▸ **RECORD SET**
* * * * * * * * *

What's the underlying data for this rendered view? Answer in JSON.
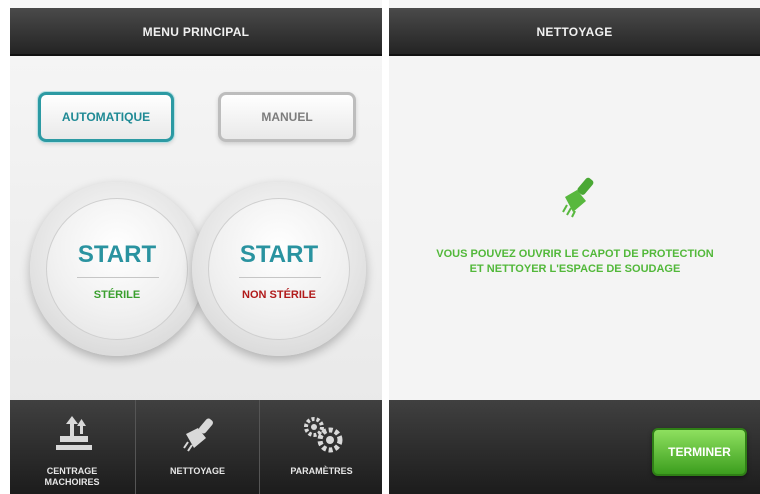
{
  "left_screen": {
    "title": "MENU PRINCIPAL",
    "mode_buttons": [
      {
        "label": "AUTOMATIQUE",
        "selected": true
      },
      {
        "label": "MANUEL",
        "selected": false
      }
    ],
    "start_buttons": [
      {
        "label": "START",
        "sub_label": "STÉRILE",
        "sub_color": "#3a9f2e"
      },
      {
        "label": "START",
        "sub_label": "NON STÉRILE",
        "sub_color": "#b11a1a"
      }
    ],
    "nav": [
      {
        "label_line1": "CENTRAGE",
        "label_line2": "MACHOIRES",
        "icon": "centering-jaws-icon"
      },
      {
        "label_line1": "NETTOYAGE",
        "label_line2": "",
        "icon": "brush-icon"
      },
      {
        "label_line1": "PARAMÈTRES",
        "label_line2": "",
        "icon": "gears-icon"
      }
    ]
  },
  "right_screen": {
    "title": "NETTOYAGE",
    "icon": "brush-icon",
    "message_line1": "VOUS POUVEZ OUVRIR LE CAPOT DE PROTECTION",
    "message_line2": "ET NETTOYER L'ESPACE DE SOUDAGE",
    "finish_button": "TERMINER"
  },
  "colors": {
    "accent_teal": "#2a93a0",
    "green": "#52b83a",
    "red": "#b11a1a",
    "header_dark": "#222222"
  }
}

* * * * * * * * *

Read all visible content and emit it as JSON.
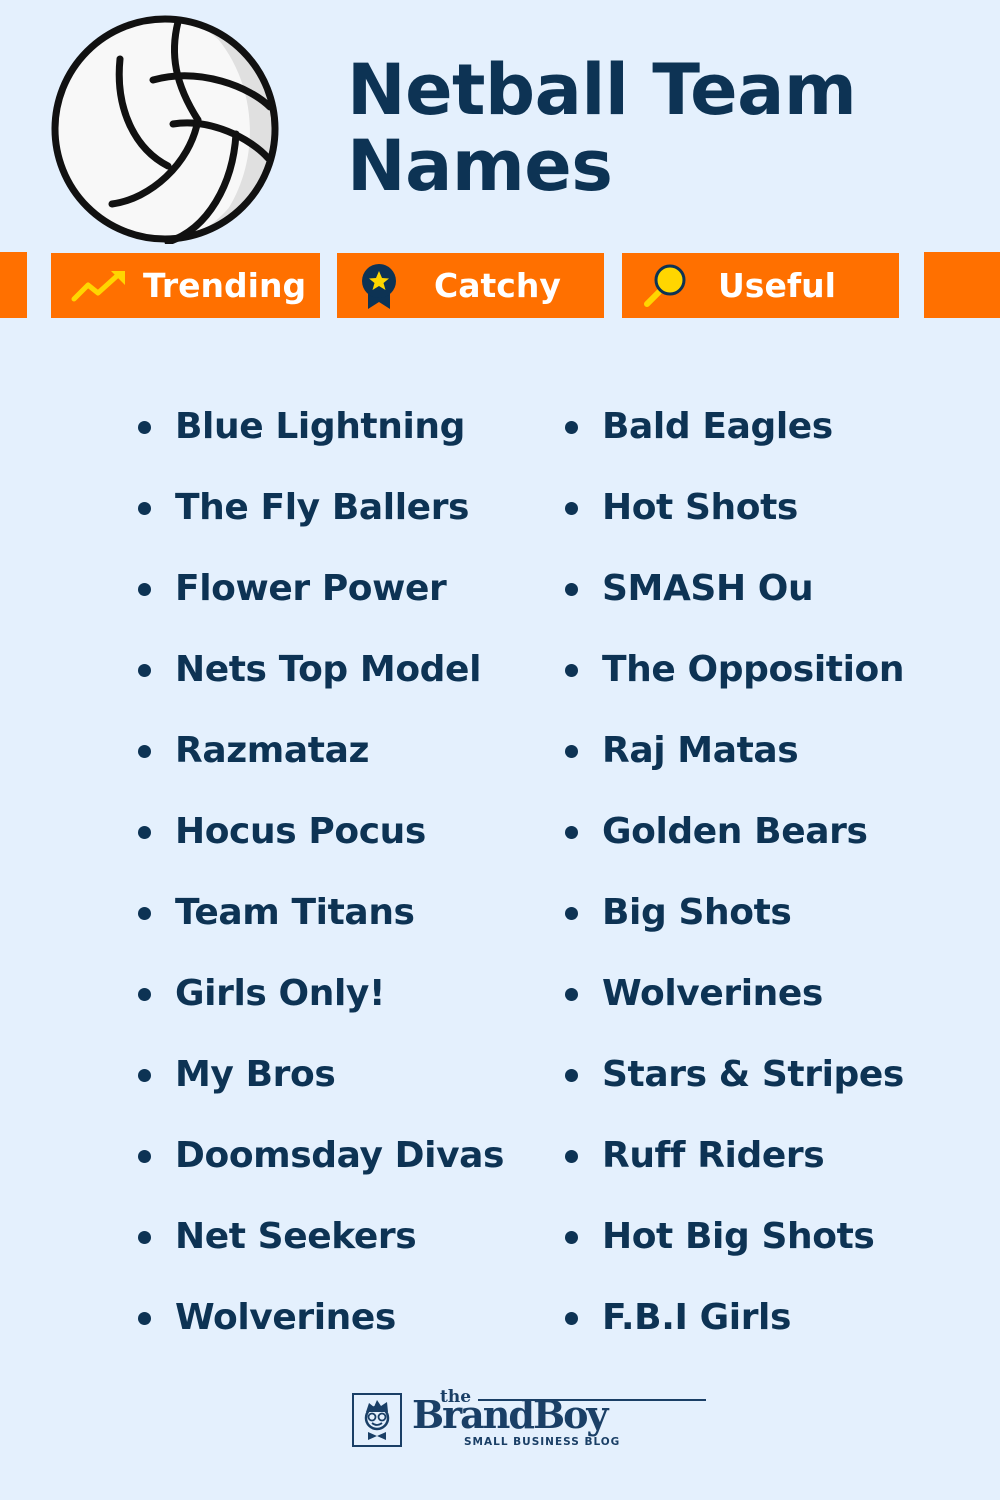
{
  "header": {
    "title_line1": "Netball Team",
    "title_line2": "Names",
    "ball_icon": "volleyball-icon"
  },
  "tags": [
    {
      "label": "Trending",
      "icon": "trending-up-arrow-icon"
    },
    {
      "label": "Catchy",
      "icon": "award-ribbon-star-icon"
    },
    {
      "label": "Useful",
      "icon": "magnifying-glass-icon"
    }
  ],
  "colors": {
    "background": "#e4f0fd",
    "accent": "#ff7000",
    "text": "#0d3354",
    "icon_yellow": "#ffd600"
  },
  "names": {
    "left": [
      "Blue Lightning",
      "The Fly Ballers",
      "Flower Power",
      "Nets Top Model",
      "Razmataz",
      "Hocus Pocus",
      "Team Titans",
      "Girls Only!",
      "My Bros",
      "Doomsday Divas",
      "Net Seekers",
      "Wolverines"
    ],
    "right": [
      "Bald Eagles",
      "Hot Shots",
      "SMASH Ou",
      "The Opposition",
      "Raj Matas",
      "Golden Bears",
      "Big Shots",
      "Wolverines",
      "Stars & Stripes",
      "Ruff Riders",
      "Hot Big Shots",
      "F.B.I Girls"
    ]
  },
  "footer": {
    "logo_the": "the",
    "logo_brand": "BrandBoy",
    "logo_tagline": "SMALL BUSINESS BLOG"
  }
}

* * * * * * * * *

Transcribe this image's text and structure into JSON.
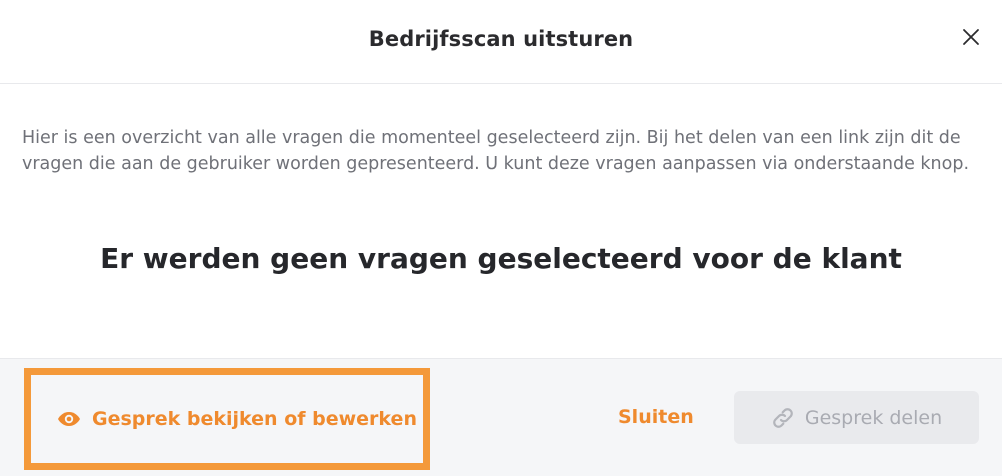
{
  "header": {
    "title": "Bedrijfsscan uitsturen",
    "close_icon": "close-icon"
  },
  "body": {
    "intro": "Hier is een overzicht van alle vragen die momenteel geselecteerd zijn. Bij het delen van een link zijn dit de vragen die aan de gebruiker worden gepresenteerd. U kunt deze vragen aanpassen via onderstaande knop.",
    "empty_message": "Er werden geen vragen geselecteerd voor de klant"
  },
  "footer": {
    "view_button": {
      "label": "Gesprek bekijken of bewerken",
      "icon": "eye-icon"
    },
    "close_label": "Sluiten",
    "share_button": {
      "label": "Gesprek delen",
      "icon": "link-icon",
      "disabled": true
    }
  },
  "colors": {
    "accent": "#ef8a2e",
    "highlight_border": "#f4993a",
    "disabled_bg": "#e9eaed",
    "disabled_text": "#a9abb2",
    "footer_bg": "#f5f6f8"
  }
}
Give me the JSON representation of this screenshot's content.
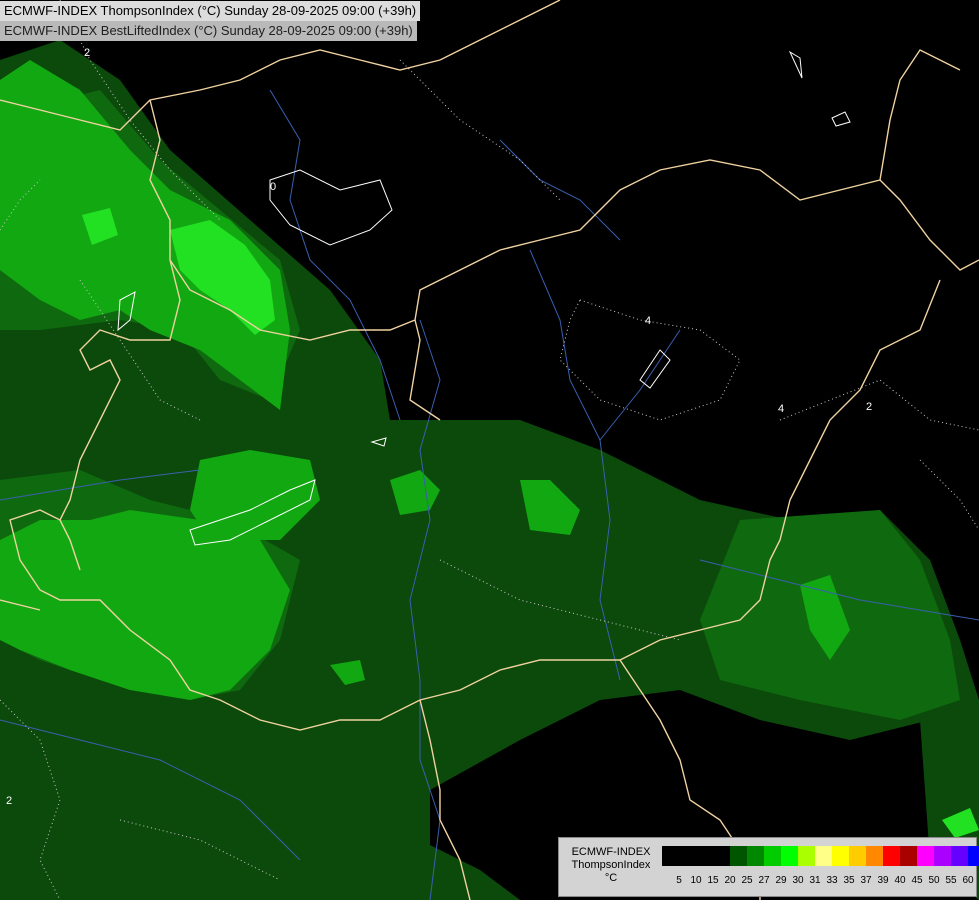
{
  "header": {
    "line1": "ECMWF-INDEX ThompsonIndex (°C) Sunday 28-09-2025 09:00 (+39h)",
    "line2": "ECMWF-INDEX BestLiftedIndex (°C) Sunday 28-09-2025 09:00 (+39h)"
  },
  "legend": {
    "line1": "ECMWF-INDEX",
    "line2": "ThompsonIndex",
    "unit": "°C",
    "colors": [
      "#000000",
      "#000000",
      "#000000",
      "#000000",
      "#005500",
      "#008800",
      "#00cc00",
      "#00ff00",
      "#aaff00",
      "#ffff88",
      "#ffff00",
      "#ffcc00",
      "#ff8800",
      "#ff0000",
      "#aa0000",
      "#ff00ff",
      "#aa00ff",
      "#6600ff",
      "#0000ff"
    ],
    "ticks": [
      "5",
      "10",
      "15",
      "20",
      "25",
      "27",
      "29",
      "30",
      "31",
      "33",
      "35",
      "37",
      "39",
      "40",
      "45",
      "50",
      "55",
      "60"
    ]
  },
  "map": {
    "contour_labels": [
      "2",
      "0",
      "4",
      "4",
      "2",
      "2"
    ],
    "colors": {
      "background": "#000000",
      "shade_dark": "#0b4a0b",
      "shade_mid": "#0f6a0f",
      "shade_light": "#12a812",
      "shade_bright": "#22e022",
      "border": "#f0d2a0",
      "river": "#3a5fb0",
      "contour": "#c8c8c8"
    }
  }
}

* * * * * * * * *

▸ **INSTRUCTIONS FOR THE TASK**
Locate the word "content" in the data above. Copy every line carrying it.

▸ **TASK SOLUTION**
Read all visible content and emit it as JSON.
Give me the JSON representation of this screenshot's content.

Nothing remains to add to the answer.